Collected data entries
☆ ☆ ☆ ☆ ☆

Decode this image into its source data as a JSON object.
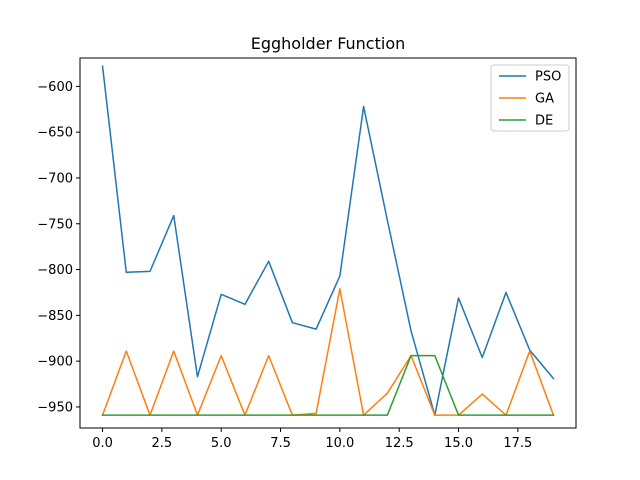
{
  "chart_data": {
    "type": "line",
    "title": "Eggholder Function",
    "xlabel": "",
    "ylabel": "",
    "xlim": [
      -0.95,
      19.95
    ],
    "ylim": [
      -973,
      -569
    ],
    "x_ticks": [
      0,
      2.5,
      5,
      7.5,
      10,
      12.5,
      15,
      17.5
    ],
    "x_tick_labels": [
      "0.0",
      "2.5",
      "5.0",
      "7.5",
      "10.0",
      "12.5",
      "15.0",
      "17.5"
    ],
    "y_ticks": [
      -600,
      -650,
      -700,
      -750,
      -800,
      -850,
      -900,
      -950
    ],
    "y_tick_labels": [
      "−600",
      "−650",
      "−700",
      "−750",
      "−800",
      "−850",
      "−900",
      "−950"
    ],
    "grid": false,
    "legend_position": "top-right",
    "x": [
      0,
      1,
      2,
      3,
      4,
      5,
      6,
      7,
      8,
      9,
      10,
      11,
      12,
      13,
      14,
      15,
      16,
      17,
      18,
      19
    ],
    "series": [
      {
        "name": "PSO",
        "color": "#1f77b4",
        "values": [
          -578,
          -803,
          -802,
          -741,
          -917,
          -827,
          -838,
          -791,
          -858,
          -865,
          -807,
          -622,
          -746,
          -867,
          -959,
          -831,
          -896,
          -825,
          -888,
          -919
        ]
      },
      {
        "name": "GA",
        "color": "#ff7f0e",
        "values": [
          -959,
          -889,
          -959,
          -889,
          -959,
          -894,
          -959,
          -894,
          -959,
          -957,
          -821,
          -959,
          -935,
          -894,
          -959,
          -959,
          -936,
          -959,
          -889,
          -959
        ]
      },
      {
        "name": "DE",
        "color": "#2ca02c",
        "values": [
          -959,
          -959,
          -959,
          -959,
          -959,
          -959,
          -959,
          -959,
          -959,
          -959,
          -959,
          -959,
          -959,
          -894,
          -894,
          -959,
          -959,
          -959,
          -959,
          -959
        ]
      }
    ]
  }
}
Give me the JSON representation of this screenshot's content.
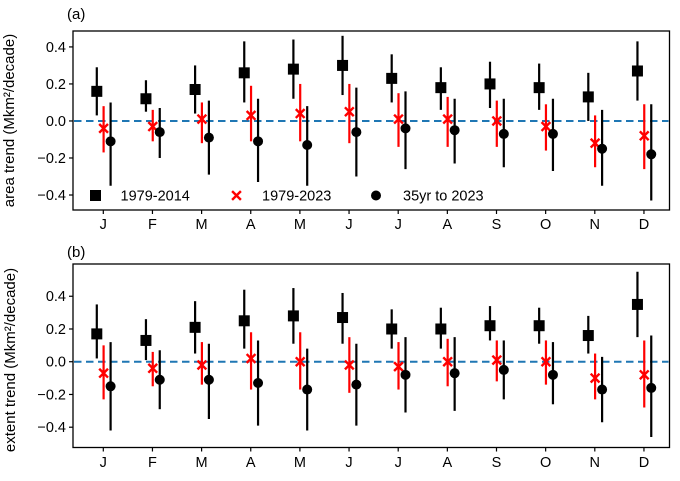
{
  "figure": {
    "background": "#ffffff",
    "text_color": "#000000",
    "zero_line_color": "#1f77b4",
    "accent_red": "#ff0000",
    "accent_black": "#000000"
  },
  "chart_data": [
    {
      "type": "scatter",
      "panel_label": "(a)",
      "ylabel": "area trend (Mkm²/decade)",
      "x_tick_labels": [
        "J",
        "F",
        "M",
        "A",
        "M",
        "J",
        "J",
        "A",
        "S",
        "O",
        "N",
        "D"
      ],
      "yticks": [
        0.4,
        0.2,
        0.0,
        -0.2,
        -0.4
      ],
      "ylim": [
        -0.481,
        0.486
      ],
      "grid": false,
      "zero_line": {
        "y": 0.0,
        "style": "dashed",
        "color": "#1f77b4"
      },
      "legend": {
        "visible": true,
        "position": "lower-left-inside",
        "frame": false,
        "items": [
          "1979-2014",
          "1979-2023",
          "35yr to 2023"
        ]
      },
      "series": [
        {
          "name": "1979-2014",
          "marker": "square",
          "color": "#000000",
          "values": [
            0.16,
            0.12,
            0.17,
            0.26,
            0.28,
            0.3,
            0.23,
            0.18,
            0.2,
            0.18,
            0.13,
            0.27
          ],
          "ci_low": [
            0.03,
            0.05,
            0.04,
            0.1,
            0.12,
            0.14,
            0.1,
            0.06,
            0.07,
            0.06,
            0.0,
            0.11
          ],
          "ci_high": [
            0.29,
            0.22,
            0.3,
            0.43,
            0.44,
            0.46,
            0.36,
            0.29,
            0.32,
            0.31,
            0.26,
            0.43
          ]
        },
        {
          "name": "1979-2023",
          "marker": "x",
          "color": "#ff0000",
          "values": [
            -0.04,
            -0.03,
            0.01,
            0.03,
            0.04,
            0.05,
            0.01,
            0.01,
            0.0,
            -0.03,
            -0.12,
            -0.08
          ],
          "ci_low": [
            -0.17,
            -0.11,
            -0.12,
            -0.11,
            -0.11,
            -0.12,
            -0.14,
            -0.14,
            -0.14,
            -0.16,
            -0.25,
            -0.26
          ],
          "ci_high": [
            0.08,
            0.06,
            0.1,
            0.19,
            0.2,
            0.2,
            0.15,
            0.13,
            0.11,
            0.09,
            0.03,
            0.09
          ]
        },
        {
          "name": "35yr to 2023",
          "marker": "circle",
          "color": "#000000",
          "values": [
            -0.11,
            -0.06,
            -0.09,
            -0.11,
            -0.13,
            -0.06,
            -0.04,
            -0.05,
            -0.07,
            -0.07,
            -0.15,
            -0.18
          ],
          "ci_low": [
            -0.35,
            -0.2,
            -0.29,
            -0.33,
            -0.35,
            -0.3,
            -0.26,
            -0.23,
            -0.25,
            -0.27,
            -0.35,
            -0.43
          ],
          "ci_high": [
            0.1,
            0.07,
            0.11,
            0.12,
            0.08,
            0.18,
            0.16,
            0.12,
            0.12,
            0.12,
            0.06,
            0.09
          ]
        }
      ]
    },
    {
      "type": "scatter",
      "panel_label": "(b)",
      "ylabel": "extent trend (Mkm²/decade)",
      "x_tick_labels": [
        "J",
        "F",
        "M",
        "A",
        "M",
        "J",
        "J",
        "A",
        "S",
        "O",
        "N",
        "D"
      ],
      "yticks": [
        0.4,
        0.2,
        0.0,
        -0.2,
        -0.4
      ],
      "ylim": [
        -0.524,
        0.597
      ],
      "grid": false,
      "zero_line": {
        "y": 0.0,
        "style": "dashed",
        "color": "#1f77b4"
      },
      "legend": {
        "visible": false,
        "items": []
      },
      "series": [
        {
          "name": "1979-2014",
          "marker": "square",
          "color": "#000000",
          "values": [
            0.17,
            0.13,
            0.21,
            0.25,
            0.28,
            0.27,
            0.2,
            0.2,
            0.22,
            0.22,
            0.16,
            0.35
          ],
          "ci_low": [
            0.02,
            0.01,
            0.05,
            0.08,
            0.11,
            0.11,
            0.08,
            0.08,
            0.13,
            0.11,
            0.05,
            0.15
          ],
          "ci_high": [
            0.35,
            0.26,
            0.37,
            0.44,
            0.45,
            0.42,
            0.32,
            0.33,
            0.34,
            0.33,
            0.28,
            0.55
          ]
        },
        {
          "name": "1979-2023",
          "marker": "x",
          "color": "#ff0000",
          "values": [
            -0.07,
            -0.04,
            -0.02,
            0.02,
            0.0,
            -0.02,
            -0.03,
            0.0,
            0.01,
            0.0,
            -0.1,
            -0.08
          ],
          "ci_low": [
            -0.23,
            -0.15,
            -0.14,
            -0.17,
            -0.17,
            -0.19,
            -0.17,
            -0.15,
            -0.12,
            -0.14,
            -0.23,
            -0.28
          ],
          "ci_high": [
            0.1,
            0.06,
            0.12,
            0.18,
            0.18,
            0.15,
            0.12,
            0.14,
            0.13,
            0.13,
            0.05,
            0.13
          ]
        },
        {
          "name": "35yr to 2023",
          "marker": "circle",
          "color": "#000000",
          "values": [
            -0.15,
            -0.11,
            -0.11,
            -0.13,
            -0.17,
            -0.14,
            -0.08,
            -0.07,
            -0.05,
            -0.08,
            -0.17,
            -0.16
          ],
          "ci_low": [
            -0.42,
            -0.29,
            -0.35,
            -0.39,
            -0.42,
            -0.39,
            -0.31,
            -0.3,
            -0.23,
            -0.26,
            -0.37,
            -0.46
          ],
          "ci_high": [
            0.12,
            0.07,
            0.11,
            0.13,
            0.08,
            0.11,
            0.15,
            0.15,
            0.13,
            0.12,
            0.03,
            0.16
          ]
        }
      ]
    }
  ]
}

☆ ☆ ☆ ☆ ☆

TASK OBJECTIVE:
In the records above, locate the lines holding the word "JSON". Copy each of them.

ANSWER TO THE EXERCISE:
Decode this image into its source data as a JSON object.
Give me the JSON representation of this screenshot's content.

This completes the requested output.